Required work -
Among the following entries, count the lines that contain "internally" and report only the result.

************

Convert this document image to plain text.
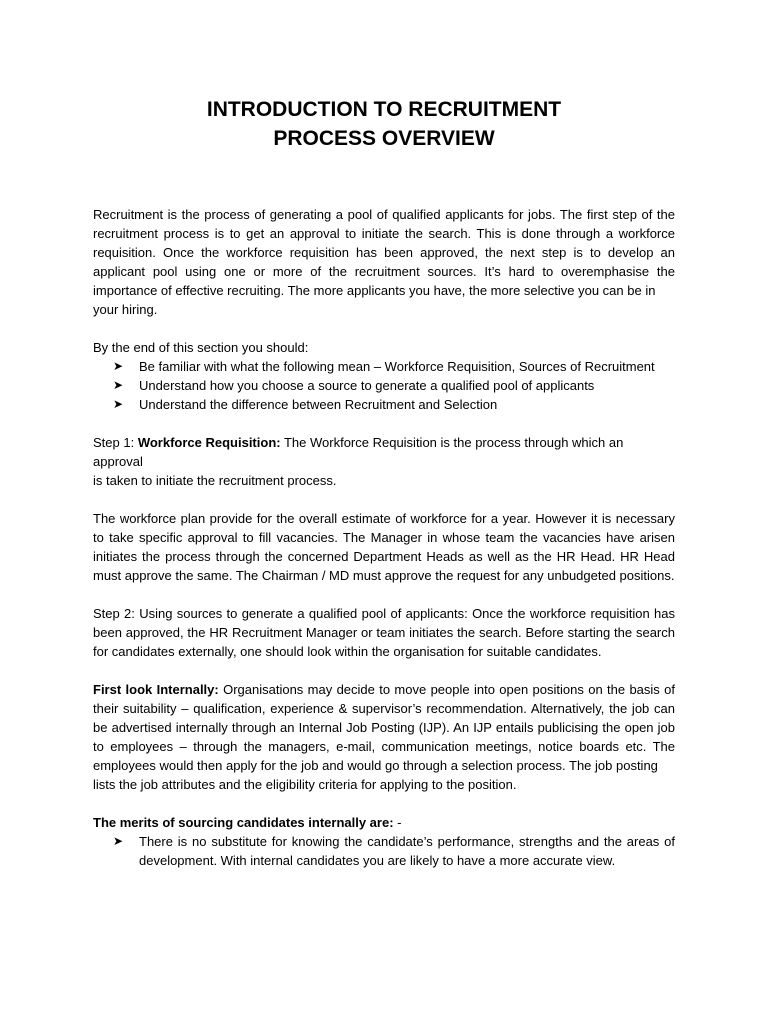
INTRODUCTION TO RECRUITMENT
PROCESS OVERVIEW

Recruitment is the process of generating a pool of qualified applicants for jobs. The first step of the recruitment process is to get an approval to initiate the search. This is done through a workforce requisition. Once the workforce requisition has been approved, the next step is to develop an applicant pool using one or more of the recruitment sources. It’s hard to overemphasise the importance of effective recruiting. The more applicants you have, the more selective you can be in
your hiring.

By the end of this section you should:

➤ Be familiar with what the following mean – Workforce Requisition, Sources of Recruitment
➤ Understand how you choose a source to generate a qualified pool of applicants
➤ Understand the difference between Recruitment and Selection

Step 1: Workforce Requisition: The Workforce Requisition is the process through which an approval
is taken to initiate the recruitment process.

The workforce plan provide for the overall estimate of workforce for a year. However it is necessary to take specific approval to fill vacancies. The Manager in whose team the vacancies have arisen initiates the process through the concerned Department Heads as well as the HR Head. HR Head must approve the same. The Chairman / MD must approve the request for any unbudgeted positions.

Step 2: Using sources to generate a qualified pool of applicants: Once the workforce requisition has been approved, the HR Recruitment Manager or team initiates the search. Before starting the search for candidates externally, one should look within the organisation for suitable candidates.

First look Internally: Organisations may decide to move people into open positions on the basis of their suitability – qualification, experience & supervisor’s recommendation. Alternatively, the job can be advertised internally through an Internal Job Posting (IJP). An IJP entails publicising the open job to employees – through the managers, e-mail, communication meetings, notice boards etc. The employees would then apply for the job and would go through a selection process. The job posting
lists the job attributes and the eligibility criteria for applying to the position.

The merits of sourcing candidates internally are: -

➤ There is no substitute for knowing the candidate’s performance, strengths and the areas of development. With internal candidates you are likely to have a more accurate view.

************

Result of the task -
2